Page text
——

A binary search tree is balanced if and only if the depth of the two subtrees of every node never differ by more than 1.

If there is more than one answer, return any of them.

Example 1:

Input: root = [1,null,2,null,3,null,4,null,null]
Output: [2,1,3,null,null,null,4]
Explanation: This is not the only correct answer, [3,1,4,null,2,null,null] is also correct.

Constraints:

• The number of nodes in the tree is between 1 and 10^4.

• The tree nodes will have distinct values between 1 and 10^5.

Method One

/**
 * Definition for a binary tree node.

——

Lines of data

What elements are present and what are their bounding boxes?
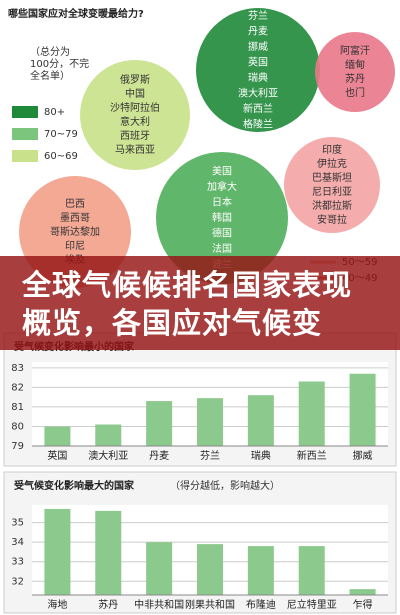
bubble-country: 墨西哥 (60, 212, 90, 224)
bubble-country: 安哥拉 (317, 213, 347, 226)
y-tick-label: 81 (11, 402, 24, 413)
legend-label: 80+ (44, 107, 65, 118)
bubble-country: 哥斯达黎加 (50, 225, 100, 238)
chart-subtitle: （得分越低，影响越大） (170, 479, 280, 492)
banner: 全球气候候排名国家表现概览，各国应对气候变 (0, 256, 400, 350)
x-tick-label: 尼立特里亚 (287, 598, 337, 611)
bar (349, 373, 376, 446)
bubble-country: 加拿大 (207, 180, 237, 193)
bubble-country: 巴西 (65, 198, 85, 210)
bubble (156, 152, 288, 284)
bubble-country: 美国 (212, 165, 232, 178)
bubble-country: 洪都拉斯 (312, 199, 352, 212)
bubble-country: 印尼 (65, 240, 85, 252)
note: 100分，不完 (30, 57, 89, 70)
bubble-country: 芬兰 (248, 9, 268, 22)
bubble-country: 俄罗斯 (120, 73, 150, 86)
bubble-country: 丹麦 (248, 25, 268, 37)
bubble-country: 瑞典 (248, 71, 268, 84)
note: （总分为 (30, 45, 70, 58)
bubble-country: 苏丹 (345, 72, 365, 85)
bubble-country: 挪威 (248, 40, 268, 53)
x-tick-label: 苏丹 (98, 598, 118, 611)
bubble (196, 8, 320, 132)
x-tick-label: 英国 (47, 449, 67, 462)
bar (298, 546, 325, 595)
bubble-country: 巴基斯坦 (312, 171, 352, 184)
y-tick-label: 33 (11, 557, 24, 568)
bar (146, 542, 173, 595)
legend-label: 70~79 (44, 129, 78, 140)
y-tick-label: 80 (11, 421, 24, 432)
info-title: 哪些国家应对全球变暖最给力? (8, 7, 144, 20)
bubble (284, 137, 380, 233)
bubble-country: 日本 (212, 196, 232, 209)
bubble-country: 沙特阿拉伯 (110, 101, 160, 114)
y-tick-label: 82 (11, 382, 24, 393)
bubble-country: 法国 (212, 242, 232, 255)
bubble-country: 意大利 (120, 115, 150, 128)
bubble-country: 马来西亚 (115, 144, 155, 156)
bubble (315, 32, 395, 112)
bar (247, 546, 274, 595)
bar (247, 395, 274, 446)
legend-label: 60~69 (44, 151, 78, 162)
bubble (80, 60, 190, 170)
bar (197, 398, 223, 446)
y-tick-label: 32 (11, 576, 24, 587)
x-tick-label: 澳大利亚 (88, 449, 128, 462)
bar (44, 508, 71, 595)
x-tick-label: 瑞典 (251, 449, 271, 462)
bubble-country: 伊拉克 (317, 157, 347, 170)
x-tick-label: 刚果共和国 (185, 599, 235, 611)
y-tick-label: 79 (11, 441, 24, 452)
y-tick-label: 34 (11, 537, 24, 548)
bar (197, 544, 223, 595)
bubble-country: 英国 (248, 55, 268, 68)
bubble-country: 中国 (125, 87, 145, 100)
bubble-country: 新西兰 (243, 102, 273, 115)
chart-title: 受气候变化影响最大的国家 (14, 479, 135, 492)
bar (95, 510, 122, 595)
bubble-country: 也门 (345, 86, 365, 99)
bubble-country: 德国 (212, 227, 232, 240)
bar (146, 401, 173, 446)
y-tick-label: 83 (11, 363, 24, 374)
bar (95, 424, 122, 446)
bubble-country: 印度 (322, 143, 342, 156)
bubble-country: 尼日利亚 (312, 186, 352, 198)
x-tick-label: 布隆迪 (246, 598, 276, 611)
bar (44, 426, 71, 446)
x-tick-label: 中非共和国 (134, 598, 184, 611)
bubble-country: 格陵兰 (243, 117, 273, 130)
bubble-country: 西班牙 (120, 130, 150, 142)
legend-swatch (12, 128, 38, 140)
y-tick-label: 35 (11, 518, 24, 529)
bubble-country: 阿富汗 (340, 44, 370, 57)
legend-swatch (12, 150, 38, 162)
bubble-country: 缅甸 (345, 58, 365, 71)
x-tick-label: 挪威 (353, 449, 373, 462)
x-tick-label: 乍得 (353, 598, 373, 611)
bar (349, 589, 376, 595)
bar (298, 381, 325, 446)
x-tick-label: 丹麦 (149, 450, 169, 462)
x-tick-label: 芬兰 (200, 449, 220, 462)
note: 全名单） (30, 69, 70, 82)
bubble-country: 韩国 (212, 211, 232, 224)
bubble-country: 澳大利亚 (238, 86, 278, 99)
x-tick-label: 海地 (47, 598, 67, 611)
legend-swatch (12, 106, 38, 118)
x-tick-label: 新西兰 (297, 449, 327, 462)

——

Exercise tasks
(a) In the problem text, why is [2,1,3,null,null,null,4] not the only acceptable output for Example 1? Answer in one to three sentences.
(b) From the problem text, output the passage starting with "Input: root = [1,null,2,null,3,null,4,null,null]" and going on through "1 and 10^4.".

Solutions
(a) The Example 1 explanation says that [3,1,4,null,2,null,null] is also correct. The text also says that when more than one answer exists, any of them may be returned.

(b)
Input: root = [1,null,2,null,3,null,4,null,null]
Output: [2,1,3,null,null,null,4]
Explanation: This is not the only correct answer, [3,1,4,null,2,null,null] is also correct.

Constraints:

• The number of nodes in the tree is between 1 and 10^4.